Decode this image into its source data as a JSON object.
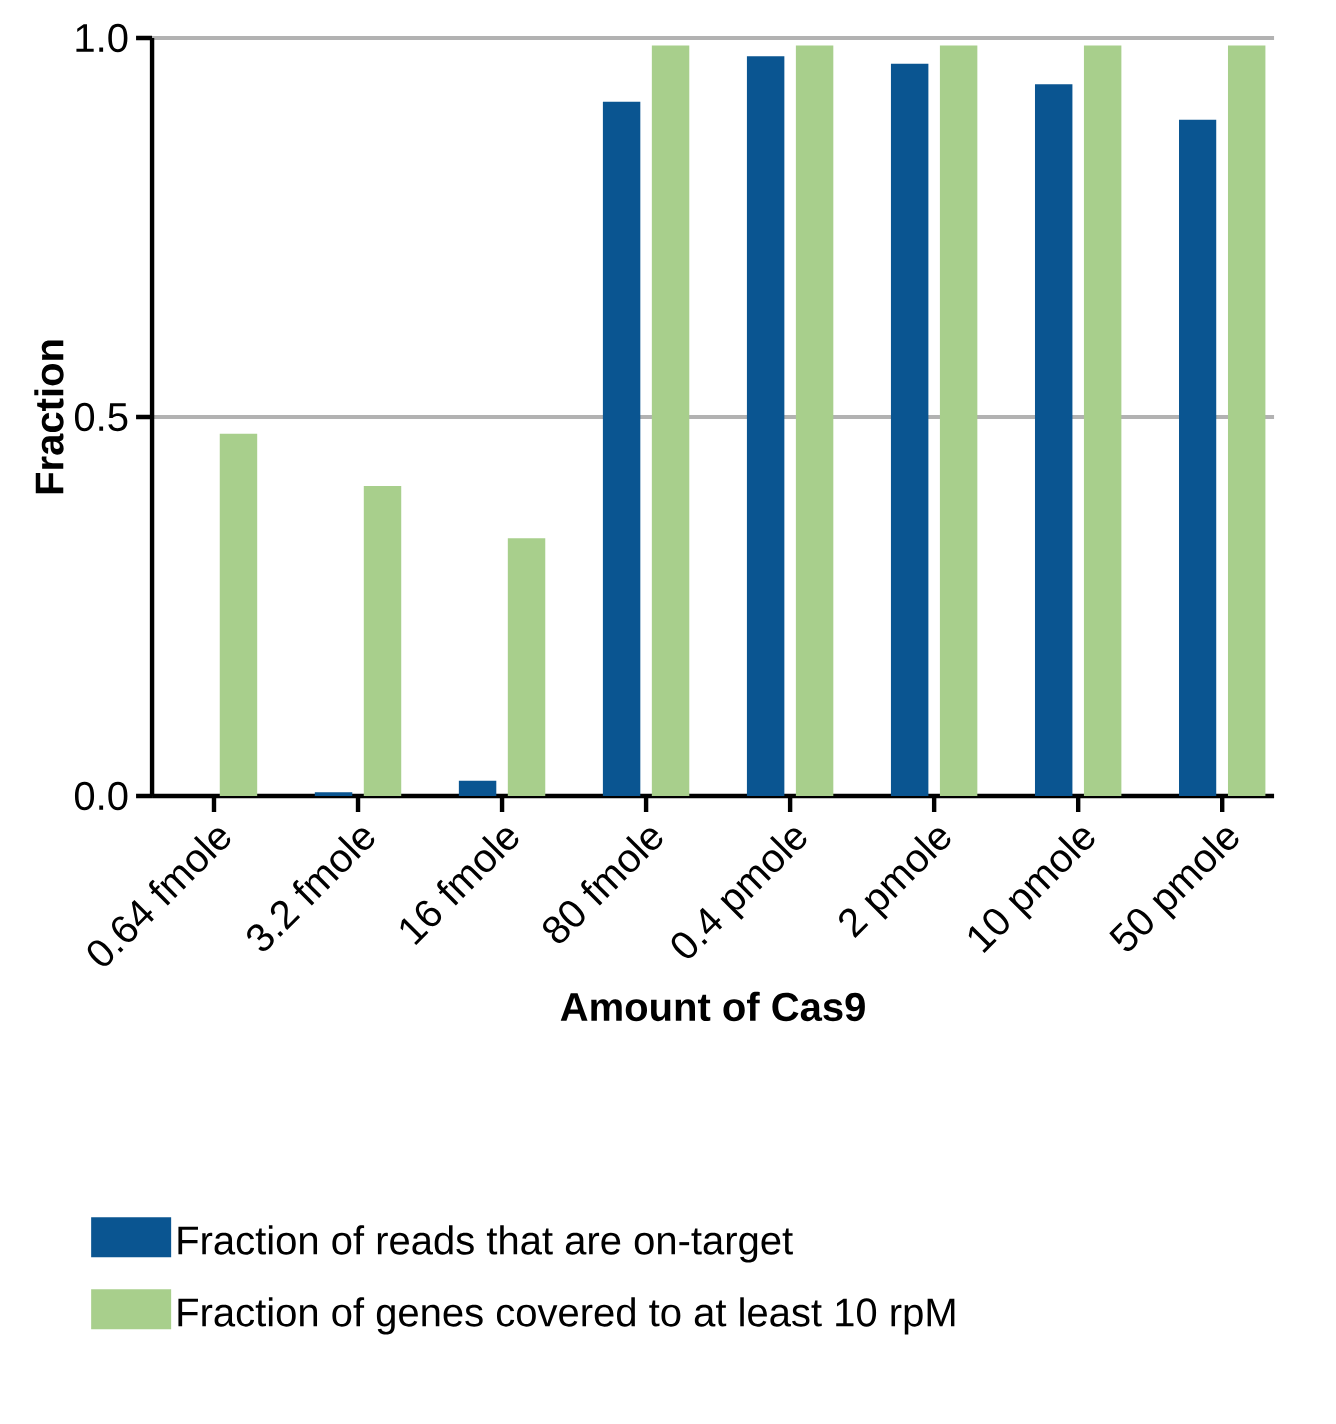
{
  "chart_data": {
    "type": "bar",
    "xlabel": "Amount of Cas9",
    "ylabel": "Fraction",
    "categories": [
      "0.64 fmole",
      "3.2 fmole",
      "16 fmole",
      "80 fmole",
      "0.4 pmole",
      "2 pmole",
      "10 pmole",
      "50 pmole"
    ],
    "series": [
      {
        "name": "Fraction of reads that are on-target",
        "color": "#0a5591",
        "values": [
          0,
          0.005,
          0.02,
          0.916,
          0.976,
          0.966,
          0.939,
          0.892
        ]
      },
      {
        "name": "Fraction of genes covered to at least 10 rpM",
        "color": "#a8cf8c",
        "values": [
          0.478,
          0.409,
          0.34,
          0.99,
          0.99,
          0.99,
          0.99,
          0.99
        ]
      }
    ],
    "ylim": [
      0,
      1
    ],
    "yticks": [
      {
        "value": 0,
        "label": "0.0"
      },
      {
        "value": 0.5,
        "label": "0.5"
      },
      {
        "value": 1,
        "label": "1.0"
      }
    ],
    "grid": "y",
    "legend": "bottom"
  }
}
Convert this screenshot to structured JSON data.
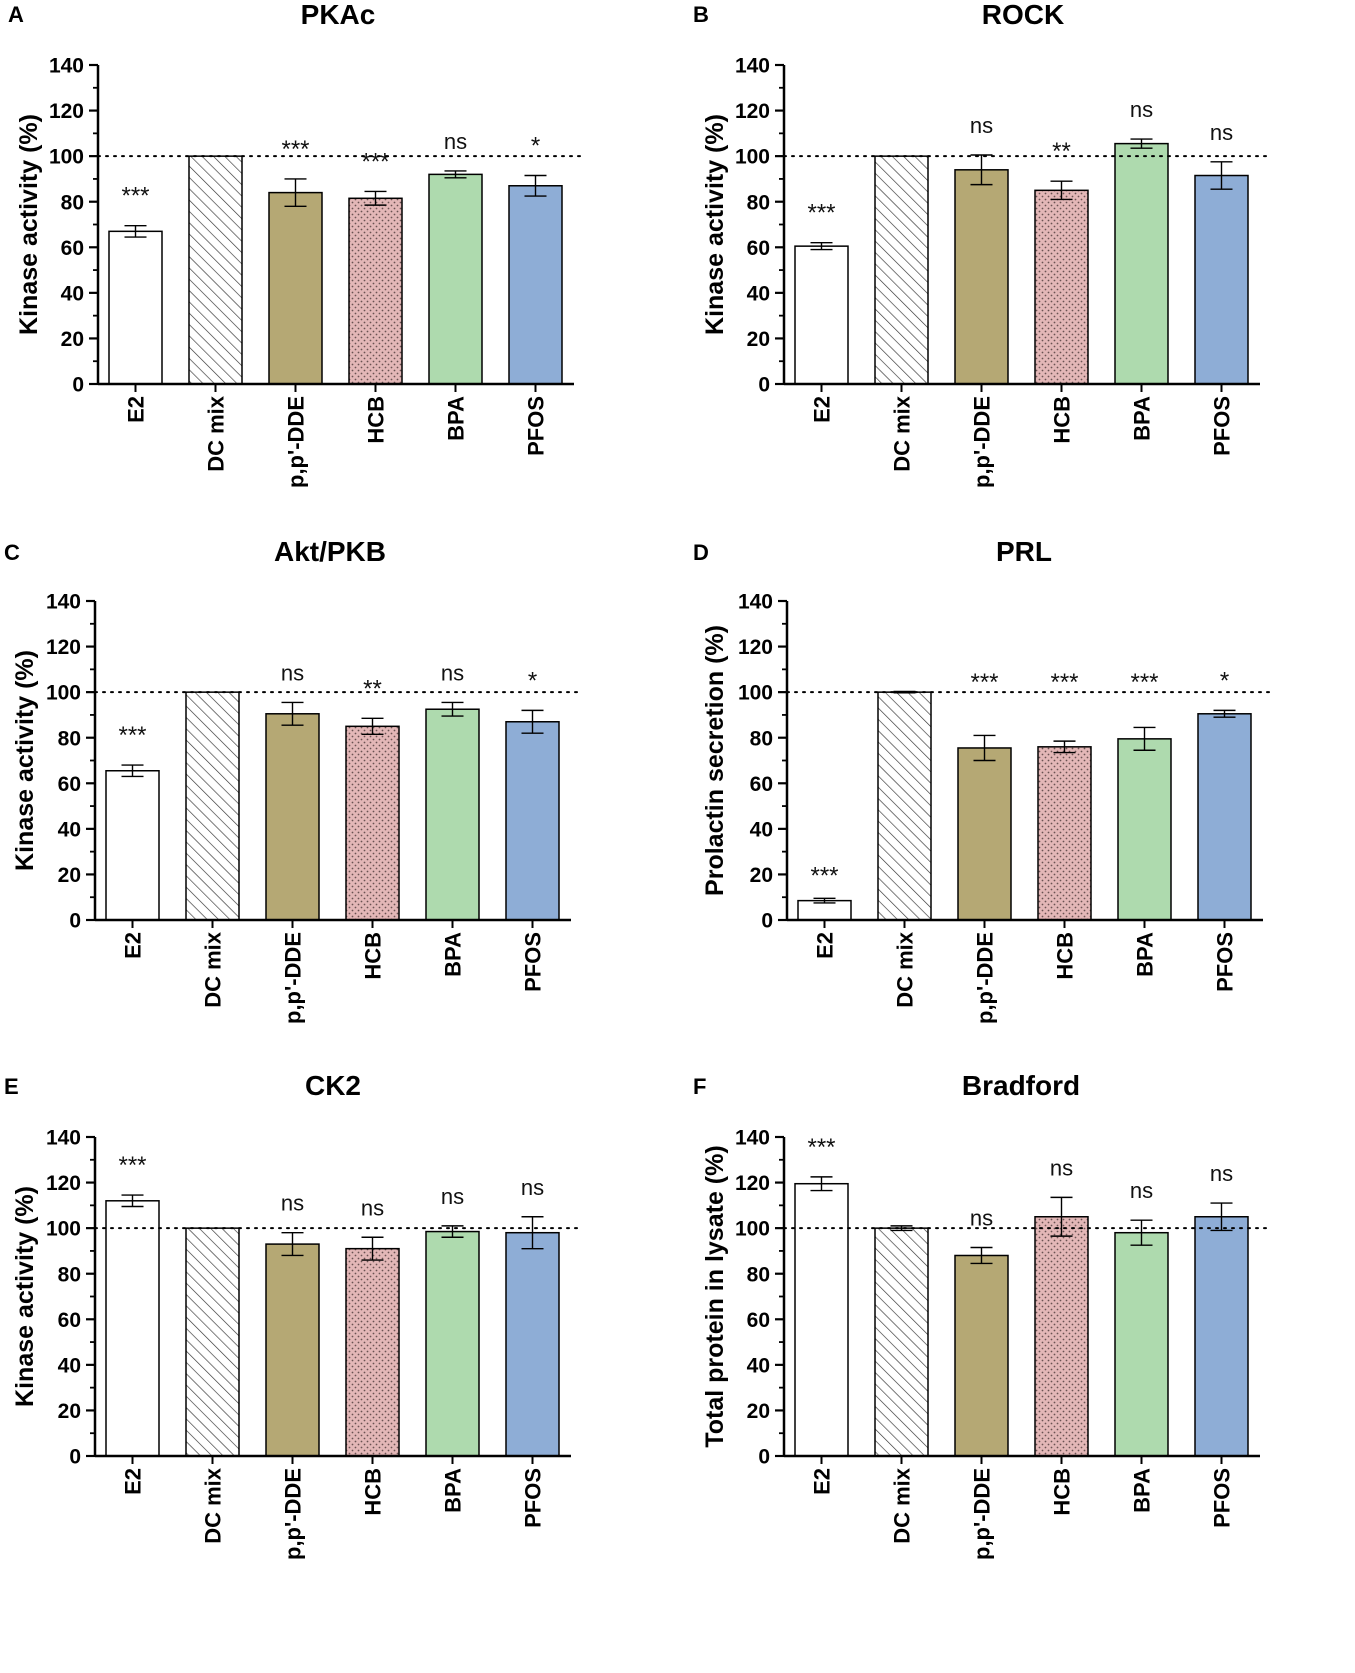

- Exercise aim -
Across the data, pull every line containing the string "Fraction".

- Result of the exercise -
    "ylabel": "Fraction",
        "name": "Fraction of reads that are on-target",
        "name": "Fraction of genes covered to at least 10 rpM",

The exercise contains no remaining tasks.